* [PROBLEM REQUIREMENTS]:
Tally the lines in the data that follows that include the word "singletonFactory", and report nothing but the total.

------------------------

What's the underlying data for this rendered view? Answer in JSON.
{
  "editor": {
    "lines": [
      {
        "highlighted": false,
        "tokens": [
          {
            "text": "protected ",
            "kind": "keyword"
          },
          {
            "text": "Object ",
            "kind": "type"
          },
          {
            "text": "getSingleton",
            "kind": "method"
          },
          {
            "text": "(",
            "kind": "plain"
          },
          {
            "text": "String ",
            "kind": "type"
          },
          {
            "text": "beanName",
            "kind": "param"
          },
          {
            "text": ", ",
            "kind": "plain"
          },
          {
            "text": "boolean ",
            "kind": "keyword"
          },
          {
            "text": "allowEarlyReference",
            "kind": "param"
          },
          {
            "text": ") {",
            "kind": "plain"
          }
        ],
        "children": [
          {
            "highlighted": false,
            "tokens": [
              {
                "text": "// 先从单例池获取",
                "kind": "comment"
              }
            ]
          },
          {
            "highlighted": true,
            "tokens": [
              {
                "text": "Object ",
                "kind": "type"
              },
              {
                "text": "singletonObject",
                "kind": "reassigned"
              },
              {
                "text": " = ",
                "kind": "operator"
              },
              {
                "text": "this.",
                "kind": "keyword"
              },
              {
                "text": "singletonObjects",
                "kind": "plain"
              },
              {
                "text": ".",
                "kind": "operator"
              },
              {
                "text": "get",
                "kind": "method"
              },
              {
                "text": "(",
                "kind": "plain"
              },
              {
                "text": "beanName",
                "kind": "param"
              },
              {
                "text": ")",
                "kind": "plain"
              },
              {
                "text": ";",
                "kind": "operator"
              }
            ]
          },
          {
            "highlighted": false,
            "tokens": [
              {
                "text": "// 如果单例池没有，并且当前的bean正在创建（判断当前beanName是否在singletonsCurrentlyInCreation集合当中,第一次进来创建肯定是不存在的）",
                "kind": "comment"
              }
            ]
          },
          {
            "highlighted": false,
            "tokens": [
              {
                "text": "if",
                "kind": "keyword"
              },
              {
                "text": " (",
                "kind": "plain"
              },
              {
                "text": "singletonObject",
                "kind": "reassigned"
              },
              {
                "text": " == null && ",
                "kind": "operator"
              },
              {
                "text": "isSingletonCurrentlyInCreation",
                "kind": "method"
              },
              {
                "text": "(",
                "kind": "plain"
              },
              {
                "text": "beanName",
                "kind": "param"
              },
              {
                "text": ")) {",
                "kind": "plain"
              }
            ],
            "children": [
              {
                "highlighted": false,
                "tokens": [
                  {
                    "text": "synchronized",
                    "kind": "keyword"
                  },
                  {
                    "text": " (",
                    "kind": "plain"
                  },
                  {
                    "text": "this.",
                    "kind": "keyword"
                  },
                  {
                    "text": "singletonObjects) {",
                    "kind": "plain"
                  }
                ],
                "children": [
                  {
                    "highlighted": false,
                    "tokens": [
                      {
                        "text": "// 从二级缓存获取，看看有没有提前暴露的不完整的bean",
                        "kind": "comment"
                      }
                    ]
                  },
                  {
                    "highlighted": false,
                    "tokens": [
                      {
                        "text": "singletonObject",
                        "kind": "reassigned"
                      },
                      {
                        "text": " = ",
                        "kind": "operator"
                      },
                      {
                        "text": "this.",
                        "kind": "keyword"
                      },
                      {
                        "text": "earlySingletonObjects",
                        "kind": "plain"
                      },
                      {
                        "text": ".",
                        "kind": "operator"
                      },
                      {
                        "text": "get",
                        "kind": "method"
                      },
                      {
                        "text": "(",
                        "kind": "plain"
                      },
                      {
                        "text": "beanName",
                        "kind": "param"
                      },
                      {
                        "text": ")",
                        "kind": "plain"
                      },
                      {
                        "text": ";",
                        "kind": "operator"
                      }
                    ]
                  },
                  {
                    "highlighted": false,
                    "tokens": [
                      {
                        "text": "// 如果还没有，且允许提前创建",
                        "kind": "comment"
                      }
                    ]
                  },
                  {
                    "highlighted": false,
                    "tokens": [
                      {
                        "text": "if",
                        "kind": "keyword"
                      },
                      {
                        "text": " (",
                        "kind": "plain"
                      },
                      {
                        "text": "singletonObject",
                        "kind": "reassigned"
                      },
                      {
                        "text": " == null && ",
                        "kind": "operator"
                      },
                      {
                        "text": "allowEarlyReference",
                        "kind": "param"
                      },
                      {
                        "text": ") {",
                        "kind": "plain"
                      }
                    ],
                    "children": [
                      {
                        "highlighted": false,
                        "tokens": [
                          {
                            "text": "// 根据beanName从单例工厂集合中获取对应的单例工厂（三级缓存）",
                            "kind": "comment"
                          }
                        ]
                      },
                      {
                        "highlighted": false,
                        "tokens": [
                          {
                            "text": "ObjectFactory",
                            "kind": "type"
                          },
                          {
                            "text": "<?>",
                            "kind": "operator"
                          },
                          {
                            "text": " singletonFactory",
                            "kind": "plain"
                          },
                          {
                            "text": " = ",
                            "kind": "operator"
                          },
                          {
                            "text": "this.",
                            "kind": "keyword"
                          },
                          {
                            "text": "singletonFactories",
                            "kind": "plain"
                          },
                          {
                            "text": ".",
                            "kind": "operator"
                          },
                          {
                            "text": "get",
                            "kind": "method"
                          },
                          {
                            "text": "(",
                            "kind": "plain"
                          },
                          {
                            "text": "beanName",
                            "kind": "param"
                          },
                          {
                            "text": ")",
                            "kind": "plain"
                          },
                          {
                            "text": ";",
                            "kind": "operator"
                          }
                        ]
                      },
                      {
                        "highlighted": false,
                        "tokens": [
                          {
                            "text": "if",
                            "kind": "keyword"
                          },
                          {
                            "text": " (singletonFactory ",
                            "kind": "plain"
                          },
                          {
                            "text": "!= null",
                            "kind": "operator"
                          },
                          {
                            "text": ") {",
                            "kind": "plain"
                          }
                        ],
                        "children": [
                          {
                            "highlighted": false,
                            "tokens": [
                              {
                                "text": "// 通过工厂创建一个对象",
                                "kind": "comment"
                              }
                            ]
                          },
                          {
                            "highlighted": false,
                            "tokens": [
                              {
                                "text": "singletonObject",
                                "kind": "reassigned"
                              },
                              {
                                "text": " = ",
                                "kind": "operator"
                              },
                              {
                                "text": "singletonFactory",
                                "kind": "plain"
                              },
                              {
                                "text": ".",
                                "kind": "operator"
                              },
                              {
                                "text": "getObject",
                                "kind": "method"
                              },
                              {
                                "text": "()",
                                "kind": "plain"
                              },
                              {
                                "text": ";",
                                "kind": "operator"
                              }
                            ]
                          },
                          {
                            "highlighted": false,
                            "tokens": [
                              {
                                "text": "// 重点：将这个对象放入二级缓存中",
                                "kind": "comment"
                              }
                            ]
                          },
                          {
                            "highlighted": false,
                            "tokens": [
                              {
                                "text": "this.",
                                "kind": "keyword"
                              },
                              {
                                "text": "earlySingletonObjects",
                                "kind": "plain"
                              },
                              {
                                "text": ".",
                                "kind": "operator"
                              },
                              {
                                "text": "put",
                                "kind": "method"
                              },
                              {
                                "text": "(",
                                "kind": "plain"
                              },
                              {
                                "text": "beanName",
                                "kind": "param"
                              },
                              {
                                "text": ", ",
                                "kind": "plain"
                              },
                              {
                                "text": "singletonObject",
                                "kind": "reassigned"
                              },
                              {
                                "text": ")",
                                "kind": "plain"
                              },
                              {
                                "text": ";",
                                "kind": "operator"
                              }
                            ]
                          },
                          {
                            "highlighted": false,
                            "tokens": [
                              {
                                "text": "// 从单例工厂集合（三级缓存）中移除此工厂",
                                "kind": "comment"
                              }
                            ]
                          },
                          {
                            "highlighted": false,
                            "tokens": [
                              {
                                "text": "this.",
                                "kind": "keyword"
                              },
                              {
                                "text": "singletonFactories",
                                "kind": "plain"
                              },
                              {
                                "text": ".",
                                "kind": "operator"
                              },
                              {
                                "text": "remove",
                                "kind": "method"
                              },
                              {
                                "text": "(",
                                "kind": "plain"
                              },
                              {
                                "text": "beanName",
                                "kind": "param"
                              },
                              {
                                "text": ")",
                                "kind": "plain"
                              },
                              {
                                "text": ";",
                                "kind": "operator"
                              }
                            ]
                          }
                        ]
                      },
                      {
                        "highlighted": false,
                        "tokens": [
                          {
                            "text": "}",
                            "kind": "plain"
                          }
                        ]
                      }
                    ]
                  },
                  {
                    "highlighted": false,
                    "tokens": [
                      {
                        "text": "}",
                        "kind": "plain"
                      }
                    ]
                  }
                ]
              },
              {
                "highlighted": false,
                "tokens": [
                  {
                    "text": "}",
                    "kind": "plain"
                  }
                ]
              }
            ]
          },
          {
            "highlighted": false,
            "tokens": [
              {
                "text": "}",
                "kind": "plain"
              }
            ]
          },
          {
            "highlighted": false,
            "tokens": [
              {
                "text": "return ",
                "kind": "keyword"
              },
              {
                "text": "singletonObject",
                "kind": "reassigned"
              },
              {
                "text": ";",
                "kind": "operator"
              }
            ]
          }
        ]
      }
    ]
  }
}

------------------------

* [COMPLETE ANSWER]:
3